[Excerpts from a figure dataset]
---*---

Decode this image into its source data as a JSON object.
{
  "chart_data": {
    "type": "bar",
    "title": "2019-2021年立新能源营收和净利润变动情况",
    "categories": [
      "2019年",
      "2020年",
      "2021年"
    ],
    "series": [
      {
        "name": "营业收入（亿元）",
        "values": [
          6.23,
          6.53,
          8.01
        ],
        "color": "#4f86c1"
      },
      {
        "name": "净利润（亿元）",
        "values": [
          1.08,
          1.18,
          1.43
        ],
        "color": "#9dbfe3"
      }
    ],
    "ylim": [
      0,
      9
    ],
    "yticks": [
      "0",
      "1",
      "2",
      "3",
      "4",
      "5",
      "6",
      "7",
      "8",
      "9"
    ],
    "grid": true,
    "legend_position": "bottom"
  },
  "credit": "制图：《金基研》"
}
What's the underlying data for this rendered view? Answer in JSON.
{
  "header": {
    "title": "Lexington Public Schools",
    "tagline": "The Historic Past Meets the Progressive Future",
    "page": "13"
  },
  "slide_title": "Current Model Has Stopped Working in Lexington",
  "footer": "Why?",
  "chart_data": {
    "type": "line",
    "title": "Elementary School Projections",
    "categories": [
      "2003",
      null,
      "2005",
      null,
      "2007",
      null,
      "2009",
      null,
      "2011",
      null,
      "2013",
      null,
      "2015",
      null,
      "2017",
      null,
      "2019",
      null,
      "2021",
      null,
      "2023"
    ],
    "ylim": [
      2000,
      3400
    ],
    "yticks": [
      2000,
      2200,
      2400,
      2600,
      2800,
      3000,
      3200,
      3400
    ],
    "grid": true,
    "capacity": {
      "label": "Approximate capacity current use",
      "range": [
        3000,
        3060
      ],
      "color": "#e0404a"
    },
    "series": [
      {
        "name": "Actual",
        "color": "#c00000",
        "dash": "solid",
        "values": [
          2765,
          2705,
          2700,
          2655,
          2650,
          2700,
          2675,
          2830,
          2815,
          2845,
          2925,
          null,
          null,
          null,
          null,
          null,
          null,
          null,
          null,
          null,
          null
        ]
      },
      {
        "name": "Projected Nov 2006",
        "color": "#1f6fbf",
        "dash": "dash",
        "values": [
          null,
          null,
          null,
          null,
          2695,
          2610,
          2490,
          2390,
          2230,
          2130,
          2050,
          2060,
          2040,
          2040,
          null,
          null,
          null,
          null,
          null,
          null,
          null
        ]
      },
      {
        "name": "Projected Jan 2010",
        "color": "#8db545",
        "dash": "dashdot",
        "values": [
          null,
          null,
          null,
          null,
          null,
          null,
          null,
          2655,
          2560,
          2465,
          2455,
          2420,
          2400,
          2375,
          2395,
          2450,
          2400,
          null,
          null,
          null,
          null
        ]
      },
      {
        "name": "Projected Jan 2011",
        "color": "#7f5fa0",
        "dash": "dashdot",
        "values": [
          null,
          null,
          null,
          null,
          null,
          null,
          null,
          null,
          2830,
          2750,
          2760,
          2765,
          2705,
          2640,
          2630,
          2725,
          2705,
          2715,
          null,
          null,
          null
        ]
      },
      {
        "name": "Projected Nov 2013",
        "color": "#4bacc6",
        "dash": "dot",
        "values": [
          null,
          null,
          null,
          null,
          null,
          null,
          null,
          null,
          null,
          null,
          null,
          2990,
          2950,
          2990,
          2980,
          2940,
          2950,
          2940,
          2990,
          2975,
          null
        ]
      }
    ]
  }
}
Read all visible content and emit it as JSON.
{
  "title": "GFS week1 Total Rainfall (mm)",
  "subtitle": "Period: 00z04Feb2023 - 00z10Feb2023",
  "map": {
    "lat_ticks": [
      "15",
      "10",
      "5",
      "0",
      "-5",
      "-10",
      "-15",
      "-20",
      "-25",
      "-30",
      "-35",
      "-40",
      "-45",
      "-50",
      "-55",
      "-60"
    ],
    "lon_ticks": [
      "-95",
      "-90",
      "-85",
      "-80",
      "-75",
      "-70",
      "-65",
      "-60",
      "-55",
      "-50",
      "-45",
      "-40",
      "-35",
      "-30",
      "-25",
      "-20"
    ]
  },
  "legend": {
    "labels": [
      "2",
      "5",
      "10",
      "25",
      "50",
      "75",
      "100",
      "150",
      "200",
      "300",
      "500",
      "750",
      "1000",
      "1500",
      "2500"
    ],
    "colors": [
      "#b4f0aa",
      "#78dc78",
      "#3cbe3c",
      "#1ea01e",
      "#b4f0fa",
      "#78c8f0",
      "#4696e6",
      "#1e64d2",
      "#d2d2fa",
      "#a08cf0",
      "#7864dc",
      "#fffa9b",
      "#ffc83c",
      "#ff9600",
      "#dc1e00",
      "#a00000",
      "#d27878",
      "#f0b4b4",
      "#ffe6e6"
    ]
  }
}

---*---

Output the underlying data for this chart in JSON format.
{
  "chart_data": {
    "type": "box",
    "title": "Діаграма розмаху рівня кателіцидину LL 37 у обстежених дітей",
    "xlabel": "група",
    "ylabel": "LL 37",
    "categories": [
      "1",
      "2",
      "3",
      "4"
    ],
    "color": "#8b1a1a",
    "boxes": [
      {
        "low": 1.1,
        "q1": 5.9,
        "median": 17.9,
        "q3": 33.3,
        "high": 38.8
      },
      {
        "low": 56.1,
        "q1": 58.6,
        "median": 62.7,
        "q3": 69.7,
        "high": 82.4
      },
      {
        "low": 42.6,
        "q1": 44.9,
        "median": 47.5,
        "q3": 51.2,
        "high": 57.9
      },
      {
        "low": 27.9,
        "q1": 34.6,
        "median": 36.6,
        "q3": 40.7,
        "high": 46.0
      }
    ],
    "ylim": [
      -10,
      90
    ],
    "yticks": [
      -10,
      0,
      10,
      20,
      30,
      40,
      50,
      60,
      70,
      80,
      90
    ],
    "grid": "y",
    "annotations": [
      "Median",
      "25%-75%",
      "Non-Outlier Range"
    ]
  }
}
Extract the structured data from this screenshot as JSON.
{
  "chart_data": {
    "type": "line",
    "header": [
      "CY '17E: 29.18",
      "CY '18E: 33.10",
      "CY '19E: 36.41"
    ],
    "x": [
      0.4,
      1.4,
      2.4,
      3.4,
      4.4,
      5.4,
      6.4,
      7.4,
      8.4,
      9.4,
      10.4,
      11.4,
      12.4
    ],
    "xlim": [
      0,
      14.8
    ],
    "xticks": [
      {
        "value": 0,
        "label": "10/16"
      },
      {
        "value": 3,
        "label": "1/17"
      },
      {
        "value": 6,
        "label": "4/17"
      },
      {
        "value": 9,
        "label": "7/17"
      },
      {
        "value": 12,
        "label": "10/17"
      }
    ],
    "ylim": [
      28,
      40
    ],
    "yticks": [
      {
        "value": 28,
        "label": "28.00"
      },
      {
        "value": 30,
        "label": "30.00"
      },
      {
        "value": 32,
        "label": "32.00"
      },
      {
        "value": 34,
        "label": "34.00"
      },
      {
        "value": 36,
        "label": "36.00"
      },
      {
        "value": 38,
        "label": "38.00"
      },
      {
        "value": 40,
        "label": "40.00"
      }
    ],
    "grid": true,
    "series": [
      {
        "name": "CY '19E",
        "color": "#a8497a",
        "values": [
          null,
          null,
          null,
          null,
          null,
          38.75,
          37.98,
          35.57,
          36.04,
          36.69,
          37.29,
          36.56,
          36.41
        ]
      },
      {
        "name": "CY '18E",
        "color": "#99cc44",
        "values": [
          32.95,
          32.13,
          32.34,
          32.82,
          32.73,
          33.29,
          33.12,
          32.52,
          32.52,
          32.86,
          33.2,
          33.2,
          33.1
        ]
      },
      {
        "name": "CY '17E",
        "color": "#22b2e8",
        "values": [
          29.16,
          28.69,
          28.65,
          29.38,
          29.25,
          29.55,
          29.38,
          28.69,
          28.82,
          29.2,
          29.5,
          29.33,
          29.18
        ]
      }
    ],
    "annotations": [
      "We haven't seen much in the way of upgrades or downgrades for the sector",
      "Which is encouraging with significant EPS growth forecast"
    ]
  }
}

---*---

Task to carry out: Copy out the lines that hold "name".

Exercise output:
        "name": "营业收入（亿元）",
        "name": "净利润（亿元）",
        "name": "Actual",
        "name": "Projected Nov 2006",
        "name": "Projected Jan 2010",
        "name": "Projected Jan 2011",
        "name": "Projected Nov 2013",
        "name": "CY '19E",
        "name": "CY '18E",
        "name": "CY '17E",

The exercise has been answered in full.